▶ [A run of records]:
--- Begin ---

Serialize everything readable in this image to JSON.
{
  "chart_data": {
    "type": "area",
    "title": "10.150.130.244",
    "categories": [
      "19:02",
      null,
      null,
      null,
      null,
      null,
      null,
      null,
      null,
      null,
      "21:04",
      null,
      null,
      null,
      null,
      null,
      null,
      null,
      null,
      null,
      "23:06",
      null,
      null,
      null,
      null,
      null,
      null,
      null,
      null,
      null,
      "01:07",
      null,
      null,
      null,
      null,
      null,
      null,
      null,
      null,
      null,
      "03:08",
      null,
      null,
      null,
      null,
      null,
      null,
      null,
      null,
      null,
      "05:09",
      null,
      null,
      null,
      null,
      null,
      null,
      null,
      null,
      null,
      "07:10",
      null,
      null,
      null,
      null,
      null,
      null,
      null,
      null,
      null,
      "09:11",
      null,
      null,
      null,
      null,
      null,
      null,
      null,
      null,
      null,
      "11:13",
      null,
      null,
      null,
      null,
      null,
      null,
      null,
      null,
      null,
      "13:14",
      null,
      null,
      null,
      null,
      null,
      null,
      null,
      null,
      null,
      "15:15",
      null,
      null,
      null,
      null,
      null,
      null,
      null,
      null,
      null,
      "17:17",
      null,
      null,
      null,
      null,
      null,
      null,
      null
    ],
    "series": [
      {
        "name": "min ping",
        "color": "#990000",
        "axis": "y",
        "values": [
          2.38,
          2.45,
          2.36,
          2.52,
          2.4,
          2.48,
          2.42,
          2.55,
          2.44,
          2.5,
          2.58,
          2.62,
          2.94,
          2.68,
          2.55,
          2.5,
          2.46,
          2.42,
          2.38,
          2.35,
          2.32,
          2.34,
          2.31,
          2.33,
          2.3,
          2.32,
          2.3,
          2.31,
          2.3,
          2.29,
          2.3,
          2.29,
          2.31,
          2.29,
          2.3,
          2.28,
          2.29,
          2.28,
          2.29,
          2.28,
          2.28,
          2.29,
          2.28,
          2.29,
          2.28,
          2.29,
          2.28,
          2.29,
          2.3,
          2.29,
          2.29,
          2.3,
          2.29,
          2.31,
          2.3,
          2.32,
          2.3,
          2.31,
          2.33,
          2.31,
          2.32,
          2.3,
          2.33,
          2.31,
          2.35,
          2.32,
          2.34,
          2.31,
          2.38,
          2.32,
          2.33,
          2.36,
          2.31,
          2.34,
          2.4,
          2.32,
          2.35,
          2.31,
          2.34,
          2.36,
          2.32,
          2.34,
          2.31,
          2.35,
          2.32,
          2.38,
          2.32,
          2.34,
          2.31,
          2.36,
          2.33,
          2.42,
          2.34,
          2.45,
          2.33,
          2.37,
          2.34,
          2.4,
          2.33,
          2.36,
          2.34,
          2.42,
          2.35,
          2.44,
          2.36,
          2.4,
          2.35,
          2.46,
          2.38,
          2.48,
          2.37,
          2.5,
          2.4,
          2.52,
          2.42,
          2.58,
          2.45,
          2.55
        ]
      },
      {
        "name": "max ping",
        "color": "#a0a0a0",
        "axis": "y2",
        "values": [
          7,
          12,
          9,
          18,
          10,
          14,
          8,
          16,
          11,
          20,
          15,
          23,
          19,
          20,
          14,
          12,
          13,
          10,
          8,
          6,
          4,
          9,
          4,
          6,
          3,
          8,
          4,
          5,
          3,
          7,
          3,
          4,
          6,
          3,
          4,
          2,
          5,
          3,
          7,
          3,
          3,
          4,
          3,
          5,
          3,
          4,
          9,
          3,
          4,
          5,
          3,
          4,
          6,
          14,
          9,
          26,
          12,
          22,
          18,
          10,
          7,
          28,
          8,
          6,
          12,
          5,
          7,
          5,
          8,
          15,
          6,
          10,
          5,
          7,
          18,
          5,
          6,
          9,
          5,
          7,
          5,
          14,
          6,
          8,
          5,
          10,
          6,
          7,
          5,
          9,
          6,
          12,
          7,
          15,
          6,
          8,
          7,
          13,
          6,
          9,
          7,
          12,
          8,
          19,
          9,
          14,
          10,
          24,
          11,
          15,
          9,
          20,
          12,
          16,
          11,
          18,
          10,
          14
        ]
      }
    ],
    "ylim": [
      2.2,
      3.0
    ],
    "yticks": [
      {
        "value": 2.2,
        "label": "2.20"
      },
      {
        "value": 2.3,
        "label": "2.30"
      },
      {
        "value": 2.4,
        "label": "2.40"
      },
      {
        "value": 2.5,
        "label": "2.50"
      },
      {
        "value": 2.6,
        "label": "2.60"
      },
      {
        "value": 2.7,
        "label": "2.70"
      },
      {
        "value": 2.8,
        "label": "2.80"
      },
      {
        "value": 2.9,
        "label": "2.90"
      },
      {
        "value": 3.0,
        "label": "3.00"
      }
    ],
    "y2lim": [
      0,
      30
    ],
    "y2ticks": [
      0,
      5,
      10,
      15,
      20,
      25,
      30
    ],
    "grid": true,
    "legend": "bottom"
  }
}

--- End ---

▶ [Task goal]: Repeat the data exactly. Leave nothing out.

▶ [Worked answer]:
Serialize everything readable in this image to JSON.
{
  "chart_data": {
    "type": "area",
    "title": "10.150.130.244",
    "categories": [
      "19:02",
      null,
      null,
      null,
      null,
      null,
      null,
      null,
      null,
      null,
      "21:04",
      null,
      null,
      null,
      null,
      null,
      null,
      null,
      null,
      null,
      "23:06",
      null,
      null,
      null,
      null,
      null,
      null,
      null,
      null,
      null,
      "01:07",
      null,
      null,
      null,
      null,
      null,
      null,
      null,
      null,
      null,
      "03:08",
      null,
      null,
      null,
      null,
      null,
      null,
      null,
      null,
      null,
      "05:09",
      null,
      null,
      null,
      null,
      null,
      null,
      null,
      null,
      null,
      "07:10",
      null,
      null,
      null,
      null,
      null,
      null,
      null,
      null,
      null,
      "09:11",
      null,
      null,
      null,
      null,
      null,
      null,
      null,
      null,
      null,
      "11:13",
      null,
      null,
      null,
      null,
      null,
      null,
      null,
      null,
      null,
      "13:14",
      null,
      null,
      null,
      null,
      null,
      null,
      null,
      null,
      null,
      "15:15",
      null,
      null,
      null,
      null,
      null,
      null,
      null,
      null,
      null,
      "17:17",
      null,
      null,
      null,
      null,
      null,
      null,
      null
    ],
    "series": [
      {
        "name": "min ping",
        "color": "#990000",
        "axis": "y",
        "values": [
          2.38,
          2.45,
          2.36,
          2.52,
          2.4,
          2.48,
          2.42,
          2.55,
          2.44,
          2.5,
          2.58,
          2.62,
          2.94,
          2.68,
          2.55,
          2.5,
          2.46,
          2.42,
          2.38,
          2.35,
          2.32,
          2.34,
          2.31,
          2.33,
          2.3,
          2.32,
          2.3,
          2.31,
          2.3,
          2.29,
          2.3,
          2.29,
          2.31,
          2.29,
          2.3,
          2.28,
          2.29,
          2.28,
          2.29,
          2.28,
          2.28,
          2.29,
          2.28,
          2.29,
          2.28,
          2.29,
          2.28,
          2.29,
          2.3,
          2.29,
          2.29,
          2.3,
          2.29,
          2.31,
          2.3,
          2.32,
          2.3,
          2.31,
          2.33,
          2.31,
          2.32,
          2.3,
          2.33,
          2.31,
          2.35,
          2.32,
          2.34,
          2.31,
          2.38,
          2.32,
          2.33,
          2.36,
          2.31,
          2.34,
          2.4,
          2.32,
          2.35,
          2.31,
          2.34,
          2.36,
          2.32,
          2.34,
          2.31,
          2.35,
          2.32,
          2.38,
          2.32,
          2.34,
          2.31,
          2.36,
          2.33,
          2.42,
          2.34,
          2.45,
          2.33,
          2.37,
          2.34,
          2.4,
          2.33,
          2.36,
          2.34,
          2.42,
          2.35,
          2.44,
          2.36,
          2.4,
          2.35,
          2.46,
          2.38,
          2.48,
          2.37,
          2.5,
          2.4,
          2.52,
          2.42,
          2.58,
          2.45,
          2.55
        ]
      },
      {
        "name": "max ping",
        "color": "#a0a0a0",
        "axis": "y2",
        "values": [
          7,
          12,
          9,
          18,
          10,
          14,
          8,
          16,
          11,
          20,
          15,
          23,
          19,
          20,
          14,
          12,
          13,
          10,
          8,
          6,
          4,
          9,
          4,
          6,
          3,
          8,
          4,
          5,
          3,
          7,
          3,
          4,
          6,
          3,
          4,
          2,
          5,
          3,
          7,
          3,
          3,
          4,
          3,
          5,
          3,
          4,
          9,
          3,
          4,
          5,
          3,
          4,
          6,
          14,
          9,
          26,
          12,
          22,
          18,
          10,
          7,
          28,
          8,
          6,
          12,
          5,
          7,
          5,
          8,
          15,
          6,
          10,
          5,
          7,
          18,
          5,
          6,
          9,
          5,
          7,
          5,
          14,
          6,
          8,
          5,
          10,
          6,
          7,
          5,
          9,
          6,
          12,
          7,
          15,
          6,
          8,
          7,
          13,
          6,
          9,
          7,
          12,
          8,
          19,
          9,
          14,
          10,
          24,
          11,
          15,
          9,
          20,
          12,
          16,
          11,
          18,
          10,
          14
        ]
      }
    ],
    "ylim": [
      2.2,
      3.0
    ],
    "yticks": [
      {
        "value": 2.2,
        "label": "2.20"
      },
      {
        "value": 2.3,
        "label": "2.30"
      },
      {
        "value": 2.4,
        "label": "2.40"
      },
      {
        "value": 2.5,
        "label": "2.50"
      },
      {
        "value": 2.6,
        "label": "2.60"
      },
      {
        "value": 2.7,
        "label": "2.70"
      },
      {
        "value": 2.8,
        "label": "2.80"
      },
      {
        "value": 2.9,
        "label": "2.90"
      },
      {
        "value": 3.0,
        "label": "3.00"
      }
    ],
    "y2lim": [
      0,
      30
    ],
    "y2ticks": [
      0,
      5,
      10,
      15,
      20,
      25,
      30
    ],
    "grid": true,
    "legend": "bottom"
  }
}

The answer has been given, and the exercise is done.